BEGIN MATERIAL FOR THE TASK
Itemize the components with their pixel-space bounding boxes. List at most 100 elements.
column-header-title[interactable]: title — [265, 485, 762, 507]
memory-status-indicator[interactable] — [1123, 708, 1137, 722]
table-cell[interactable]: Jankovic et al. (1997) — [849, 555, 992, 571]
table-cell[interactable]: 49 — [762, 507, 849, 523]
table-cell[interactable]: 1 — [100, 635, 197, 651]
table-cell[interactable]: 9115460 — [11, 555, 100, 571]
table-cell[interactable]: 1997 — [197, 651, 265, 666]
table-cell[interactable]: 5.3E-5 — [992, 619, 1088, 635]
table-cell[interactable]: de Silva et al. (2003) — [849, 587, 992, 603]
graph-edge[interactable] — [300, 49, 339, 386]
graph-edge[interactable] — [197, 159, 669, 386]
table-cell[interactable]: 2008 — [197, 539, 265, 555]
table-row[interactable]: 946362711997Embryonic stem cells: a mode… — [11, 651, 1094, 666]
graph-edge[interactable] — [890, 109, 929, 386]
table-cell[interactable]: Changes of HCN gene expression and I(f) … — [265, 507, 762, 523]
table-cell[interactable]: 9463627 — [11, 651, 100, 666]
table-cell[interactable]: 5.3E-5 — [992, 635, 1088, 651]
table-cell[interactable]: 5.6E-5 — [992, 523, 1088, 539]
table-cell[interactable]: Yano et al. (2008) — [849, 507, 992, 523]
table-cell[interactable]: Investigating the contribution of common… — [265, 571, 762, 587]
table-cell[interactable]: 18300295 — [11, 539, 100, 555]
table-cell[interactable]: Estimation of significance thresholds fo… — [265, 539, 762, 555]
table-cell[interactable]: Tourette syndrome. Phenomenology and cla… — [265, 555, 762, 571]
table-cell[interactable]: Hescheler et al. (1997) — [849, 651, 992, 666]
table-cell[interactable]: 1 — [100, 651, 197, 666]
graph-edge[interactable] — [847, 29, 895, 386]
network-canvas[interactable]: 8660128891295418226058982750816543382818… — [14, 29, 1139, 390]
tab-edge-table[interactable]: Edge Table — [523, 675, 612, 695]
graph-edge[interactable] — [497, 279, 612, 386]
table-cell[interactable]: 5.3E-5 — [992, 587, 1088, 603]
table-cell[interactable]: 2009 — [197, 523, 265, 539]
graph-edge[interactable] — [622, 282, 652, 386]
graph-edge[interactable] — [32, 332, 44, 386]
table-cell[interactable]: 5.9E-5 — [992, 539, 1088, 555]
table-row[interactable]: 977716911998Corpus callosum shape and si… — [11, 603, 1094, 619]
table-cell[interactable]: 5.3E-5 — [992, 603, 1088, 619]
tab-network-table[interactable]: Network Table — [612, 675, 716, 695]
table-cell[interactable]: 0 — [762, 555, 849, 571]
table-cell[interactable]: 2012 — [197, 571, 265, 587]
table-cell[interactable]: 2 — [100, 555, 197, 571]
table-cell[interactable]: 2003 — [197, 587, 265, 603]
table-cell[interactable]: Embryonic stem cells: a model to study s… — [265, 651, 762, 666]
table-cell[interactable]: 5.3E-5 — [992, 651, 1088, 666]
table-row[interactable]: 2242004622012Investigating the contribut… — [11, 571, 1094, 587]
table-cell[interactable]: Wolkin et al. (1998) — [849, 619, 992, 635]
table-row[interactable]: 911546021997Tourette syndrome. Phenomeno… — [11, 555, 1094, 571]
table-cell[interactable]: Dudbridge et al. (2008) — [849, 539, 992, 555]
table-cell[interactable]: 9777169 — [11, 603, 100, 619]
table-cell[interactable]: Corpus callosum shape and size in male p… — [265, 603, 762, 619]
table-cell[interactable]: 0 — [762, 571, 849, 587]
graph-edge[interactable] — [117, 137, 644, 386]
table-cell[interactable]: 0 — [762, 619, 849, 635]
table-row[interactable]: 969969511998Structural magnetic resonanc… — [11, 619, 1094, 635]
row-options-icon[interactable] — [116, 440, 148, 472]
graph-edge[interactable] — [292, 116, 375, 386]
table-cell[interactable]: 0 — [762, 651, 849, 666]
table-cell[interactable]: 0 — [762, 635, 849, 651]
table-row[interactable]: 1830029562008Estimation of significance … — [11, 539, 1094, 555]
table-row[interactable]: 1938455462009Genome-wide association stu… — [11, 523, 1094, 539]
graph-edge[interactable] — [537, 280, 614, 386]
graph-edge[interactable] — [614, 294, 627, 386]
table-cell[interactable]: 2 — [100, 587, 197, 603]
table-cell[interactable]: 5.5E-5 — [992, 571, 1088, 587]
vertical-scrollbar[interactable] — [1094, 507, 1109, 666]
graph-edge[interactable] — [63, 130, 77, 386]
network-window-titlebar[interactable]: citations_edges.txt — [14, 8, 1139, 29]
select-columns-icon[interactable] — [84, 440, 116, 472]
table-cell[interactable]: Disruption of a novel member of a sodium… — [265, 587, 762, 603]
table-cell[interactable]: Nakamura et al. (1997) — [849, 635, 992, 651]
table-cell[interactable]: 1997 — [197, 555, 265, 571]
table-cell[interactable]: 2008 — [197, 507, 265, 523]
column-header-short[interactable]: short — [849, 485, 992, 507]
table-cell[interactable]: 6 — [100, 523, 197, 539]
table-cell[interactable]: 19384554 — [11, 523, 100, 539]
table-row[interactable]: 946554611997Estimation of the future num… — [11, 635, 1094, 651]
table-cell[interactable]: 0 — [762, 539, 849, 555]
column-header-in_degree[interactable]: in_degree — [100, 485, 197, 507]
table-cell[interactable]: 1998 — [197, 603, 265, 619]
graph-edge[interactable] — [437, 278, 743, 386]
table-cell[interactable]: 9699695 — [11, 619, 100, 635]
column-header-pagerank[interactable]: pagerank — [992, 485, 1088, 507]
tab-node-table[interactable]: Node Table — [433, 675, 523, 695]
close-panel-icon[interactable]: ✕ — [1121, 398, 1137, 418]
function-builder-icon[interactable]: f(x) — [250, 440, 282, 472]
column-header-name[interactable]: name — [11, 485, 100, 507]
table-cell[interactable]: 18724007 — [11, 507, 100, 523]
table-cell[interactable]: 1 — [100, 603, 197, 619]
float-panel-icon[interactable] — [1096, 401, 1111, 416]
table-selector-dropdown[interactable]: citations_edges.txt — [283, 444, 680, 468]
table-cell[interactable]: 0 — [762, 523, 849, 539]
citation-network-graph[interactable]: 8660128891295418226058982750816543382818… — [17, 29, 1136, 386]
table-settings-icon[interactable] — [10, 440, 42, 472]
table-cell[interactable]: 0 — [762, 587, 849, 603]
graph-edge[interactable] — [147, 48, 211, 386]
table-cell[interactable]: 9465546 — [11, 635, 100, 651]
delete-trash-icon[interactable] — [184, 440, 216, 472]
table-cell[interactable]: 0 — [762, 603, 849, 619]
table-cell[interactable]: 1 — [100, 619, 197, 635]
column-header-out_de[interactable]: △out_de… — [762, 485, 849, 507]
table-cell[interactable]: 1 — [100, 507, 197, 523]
END MATERIAL FOR THE TASK
_ACTION ITEM_
For the string "network", go through the entries above and copy each line where it occurs.

_RESULT OF THIS EXERCISE_
network-canvas[interactable]: 8660128891295418226058982750816543382818… — [14, 29, 1139, 390]
tab-network-table[interactable]: Network Table — [612, 675, 716, 695]
network-window-titlebar[interactable]: citations_edges.txt — [14, 8, 1139, 29]
citation-network-graph[interactable]: 8660128891295418226058982750816543382818… — [17, 29, 1136, 386]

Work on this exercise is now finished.